→ Exercise aim:
Set down all of the data exactly as it appears.

→ Data shown:
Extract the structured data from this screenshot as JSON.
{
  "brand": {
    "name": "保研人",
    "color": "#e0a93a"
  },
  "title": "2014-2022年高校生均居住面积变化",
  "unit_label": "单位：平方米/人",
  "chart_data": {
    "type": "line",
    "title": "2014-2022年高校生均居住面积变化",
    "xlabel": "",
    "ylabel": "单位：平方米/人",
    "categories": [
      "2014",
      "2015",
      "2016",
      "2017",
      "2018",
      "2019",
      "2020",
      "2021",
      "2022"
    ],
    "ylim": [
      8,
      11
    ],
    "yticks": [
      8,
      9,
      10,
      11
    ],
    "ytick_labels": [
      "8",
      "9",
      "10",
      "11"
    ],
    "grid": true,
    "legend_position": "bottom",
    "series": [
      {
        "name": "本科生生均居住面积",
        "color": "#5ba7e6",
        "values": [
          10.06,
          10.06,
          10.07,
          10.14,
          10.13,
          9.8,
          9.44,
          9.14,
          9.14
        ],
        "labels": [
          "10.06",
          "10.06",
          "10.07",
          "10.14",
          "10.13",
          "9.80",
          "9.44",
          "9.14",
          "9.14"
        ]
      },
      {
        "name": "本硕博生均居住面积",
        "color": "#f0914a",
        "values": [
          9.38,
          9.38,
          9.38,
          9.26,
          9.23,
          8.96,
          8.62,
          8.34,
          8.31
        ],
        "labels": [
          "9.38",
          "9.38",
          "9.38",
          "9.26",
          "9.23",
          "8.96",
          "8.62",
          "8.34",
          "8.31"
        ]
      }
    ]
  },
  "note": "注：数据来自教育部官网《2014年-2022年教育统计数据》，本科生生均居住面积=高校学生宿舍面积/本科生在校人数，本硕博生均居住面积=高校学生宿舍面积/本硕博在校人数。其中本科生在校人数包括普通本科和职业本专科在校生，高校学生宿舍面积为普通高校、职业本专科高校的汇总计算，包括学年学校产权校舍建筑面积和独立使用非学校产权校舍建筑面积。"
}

→ Solution:
Extract the structured data from this screenshot as JSON.
{
  "brand": {
    "name": "保研人",
    "color": "#e0a93a"
  },
  "title": "2014-2022年高校生均居住面积变化",
  "unit_label": "单位：平方米/人",
  "chart_data": {
    "type": "line",
    "title": "2014-2022年高校生均居住面积变化",
    "xlabel": "",
    "ylabel": "单位：平方米/人",
    "categories": [
      "2014",
      "2015",
      "2016",
      "2017",
      "2018",
      "2019",
      "2020",
      "2021",
      "2022"
    ],
    "ylim": [
      8,
      11
    ],
    "yticks": [
      8,
      9,
      10,
      11
    ],
    "ytick_labels": [
      "8",
      "9",
      "10",
      "11"
    ],
    "grid": true,
    "legend_position": "bottom",
    "series": [
      {
        "name": "本科生生均居住面积",
        "color": "#5ba7e6",
        "values": [
          10.06,
          10.06,
          10.07,
          10.14,
          10.13,
          9.8,
          9.44,
          9.14,
          9.14
        ],
        "labels": [
          "10.06",
          "10.06",
          "10.07",
          "10.14",
          "10.13",
          "9.80",
          "9.44",
          "9.14",
          "9.14"
        ]
      },
      {
        "name": "本硕博生均居住面积",
        "color": "#f0914a",
        "values": [
          9.38,
          9.38,
          9.38,
          9.26,
          9.23,
          8.96,
          8.62,
          8.34,
          8.31
        ],
        "labels": [
          "9.38",
          "9.38",
          "9.38",
          "9.26",
          "9.23",
          "8.96",
          "8.62",
          "8.34",
          "8.31"
        ]
      }
    ]
  },
  "note": "注：数据来自教育部官网《2014年-2022年教育统计数据》，本科生生均居住面积=高校学生宿舍面积/本科生在校人数，本硕博生均居住面积=高校学生宿舍面积/本硕博在校人数。其中本科生在校人数包括普通本科和职业本专科在校生，高校学生宿舍面积为普通高校、职业本专科高校的汇总计算，包括学年学校产权校舍建筑面积和独立使用非学校产权校舍建筑面积。"
}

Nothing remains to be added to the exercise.